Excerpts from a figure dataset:
--------
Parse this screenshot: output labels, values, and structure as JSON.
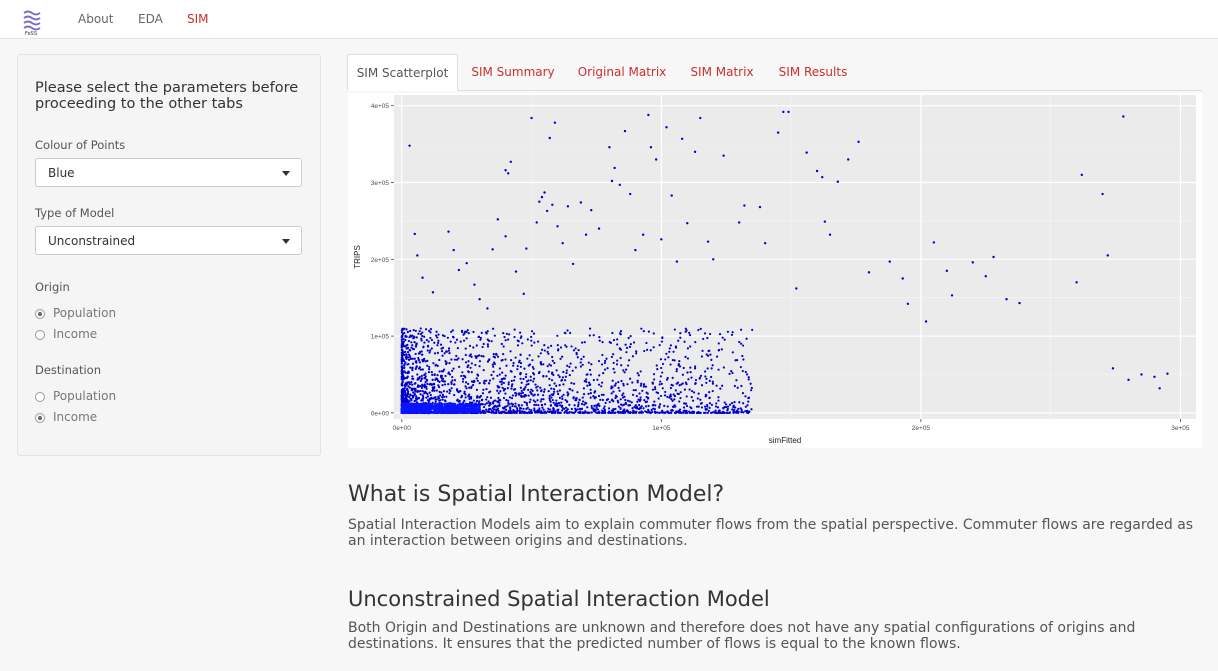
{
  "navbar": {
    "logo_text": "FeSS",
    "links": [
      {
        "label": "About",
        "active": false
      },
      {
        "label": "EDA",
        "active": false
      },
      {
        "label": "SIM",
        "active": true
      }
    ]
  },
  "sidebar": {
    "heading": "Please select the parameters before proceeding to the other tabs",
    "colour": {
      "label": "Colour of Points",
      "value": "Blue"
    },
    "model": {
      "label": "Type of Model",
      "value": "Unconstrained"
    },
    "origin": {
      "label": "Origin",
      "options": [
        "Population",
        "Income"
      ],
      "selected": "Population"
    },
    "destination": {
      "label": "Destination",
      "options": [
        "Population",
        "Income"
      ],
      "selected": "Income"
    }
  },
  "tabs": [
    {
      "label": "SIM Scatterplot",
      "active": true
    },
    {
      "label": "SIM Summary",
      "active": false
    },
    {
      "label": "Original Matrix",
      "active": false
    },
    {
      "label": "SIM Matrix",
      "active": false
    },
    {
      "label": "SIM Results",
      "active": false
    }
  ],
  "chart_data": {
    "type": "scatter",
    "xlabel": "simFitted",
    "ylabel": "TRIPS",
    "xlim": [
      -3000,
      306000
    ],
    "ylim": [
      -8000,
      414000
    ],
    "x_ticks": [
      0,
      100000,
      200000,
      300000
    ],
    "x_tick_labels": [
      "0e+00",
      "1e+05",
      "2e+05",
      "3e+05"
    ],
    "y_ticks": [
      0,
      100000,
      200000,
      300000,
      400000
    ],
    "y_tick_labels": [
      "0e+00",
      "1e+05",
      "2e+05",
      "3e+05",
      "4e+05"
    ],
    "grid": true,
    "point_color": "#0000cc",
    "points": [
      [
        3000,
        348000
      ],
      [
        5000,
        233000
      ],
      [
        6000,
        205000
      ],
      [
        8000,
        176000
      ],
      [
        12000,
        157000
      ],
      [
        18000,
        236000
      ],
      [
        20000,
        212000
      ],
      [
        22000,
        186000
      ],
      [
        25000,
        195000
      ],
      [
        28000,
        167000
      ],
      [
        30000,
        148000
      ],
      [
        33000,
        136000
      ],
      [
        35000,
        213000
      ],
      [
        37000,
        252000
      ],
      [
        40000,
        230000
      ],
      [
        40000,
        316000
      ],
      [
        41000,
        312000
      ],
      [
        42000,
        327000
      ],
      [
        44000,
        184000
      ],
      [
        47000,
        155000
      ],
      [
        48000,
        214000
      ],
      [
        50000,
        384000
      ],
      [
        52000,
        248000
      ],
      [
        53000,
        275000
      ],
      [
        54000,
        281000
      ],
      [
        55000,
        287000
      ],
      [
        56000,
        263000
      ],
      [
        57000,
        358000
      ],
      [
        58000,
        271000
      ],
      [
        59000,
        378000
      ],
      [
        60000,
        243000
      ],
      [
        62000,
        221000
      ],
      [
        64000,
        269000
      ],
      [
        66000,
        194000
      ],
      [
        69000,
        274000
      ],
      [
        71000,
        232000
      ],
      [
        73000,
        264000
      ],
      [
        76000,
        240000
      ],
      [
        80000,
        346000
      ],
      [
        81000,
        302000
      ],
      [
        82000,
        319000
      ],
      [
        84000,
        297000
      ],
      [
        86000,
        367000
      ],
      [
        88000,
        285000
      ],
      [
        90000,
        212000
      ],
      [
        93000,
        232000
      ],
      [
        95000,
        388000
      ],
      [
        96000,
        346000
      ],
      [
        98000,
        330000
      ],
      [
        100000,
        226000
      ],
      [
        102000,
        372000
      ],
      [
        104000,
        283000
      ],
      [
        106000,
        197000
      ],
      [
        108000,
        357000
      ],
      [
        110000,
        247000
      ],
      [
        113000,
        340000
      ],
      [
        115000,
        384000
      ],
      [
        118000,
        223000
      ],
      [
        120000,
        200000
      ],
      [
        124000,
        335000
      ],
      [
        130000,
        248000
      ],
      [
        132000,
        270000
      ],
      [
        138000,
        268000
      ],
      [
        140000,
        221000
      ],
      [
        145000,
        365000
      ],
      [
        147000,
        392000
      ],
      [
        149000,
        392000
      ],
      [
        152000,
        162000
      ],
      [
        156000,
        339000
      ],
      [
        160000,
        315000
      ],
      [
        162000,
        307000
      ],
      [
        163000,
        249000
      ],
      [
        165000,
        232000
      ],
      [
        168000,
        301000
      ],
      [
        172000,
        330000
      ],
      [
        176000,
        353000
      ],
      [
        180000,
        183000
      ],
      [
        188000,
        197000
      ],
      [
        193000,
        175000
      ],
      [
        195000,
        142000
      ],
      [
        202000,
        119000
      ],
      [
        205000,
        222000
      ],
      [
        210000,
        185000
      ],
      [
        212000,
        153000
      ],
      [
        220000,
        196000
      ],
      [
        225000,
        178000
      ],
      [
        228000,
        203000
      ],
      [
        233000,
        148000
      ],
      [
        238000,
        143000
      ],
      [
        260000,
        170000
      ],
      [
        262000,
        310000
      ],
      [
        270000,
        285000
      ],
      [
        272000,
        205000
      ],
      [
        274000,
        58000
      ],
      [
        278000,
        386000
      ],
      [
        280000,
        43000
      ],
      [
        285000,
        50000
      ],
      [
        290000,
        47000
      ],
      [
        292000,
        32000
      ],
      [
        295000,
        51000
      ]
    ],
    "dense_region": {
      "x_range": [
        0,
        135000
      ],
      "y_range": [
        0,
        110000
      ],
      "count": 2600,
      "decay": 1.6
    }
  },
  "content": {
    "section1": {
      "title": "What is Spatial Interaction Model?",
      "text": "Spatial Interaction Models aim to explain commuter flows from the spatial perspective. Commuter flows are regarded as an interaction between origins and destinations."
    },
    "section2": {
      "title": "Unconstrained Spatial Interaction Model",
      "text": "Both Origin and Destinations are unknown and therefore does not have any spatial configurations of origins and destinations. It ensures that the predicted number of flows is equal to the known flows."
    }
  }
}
--------
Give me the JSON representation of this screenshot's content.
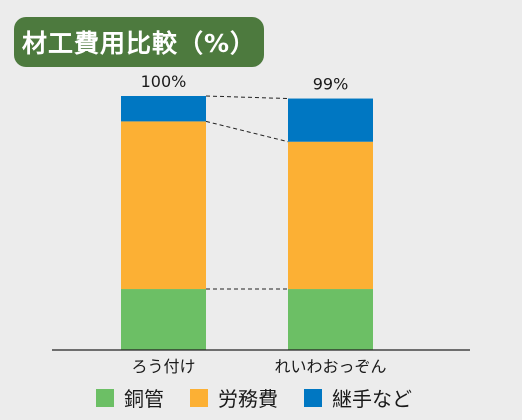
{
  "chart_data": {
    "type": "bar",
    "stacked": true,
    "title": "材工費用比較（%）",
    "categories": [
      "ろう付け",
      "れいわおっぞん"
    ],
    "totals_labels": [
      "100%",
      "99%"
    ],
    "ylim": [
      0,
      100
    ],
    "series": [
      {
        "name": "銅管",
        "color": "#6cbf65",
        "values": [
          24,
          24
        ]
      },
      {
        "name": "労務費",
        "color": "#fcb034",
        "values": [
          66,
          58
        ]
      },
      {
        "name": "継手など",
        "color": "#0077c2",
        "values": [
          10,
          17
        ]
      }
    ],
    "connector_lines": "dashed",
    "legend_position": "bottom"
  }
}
--------
Give back only a number, the number of lines where the string "content" occurs.

Worked answer:
2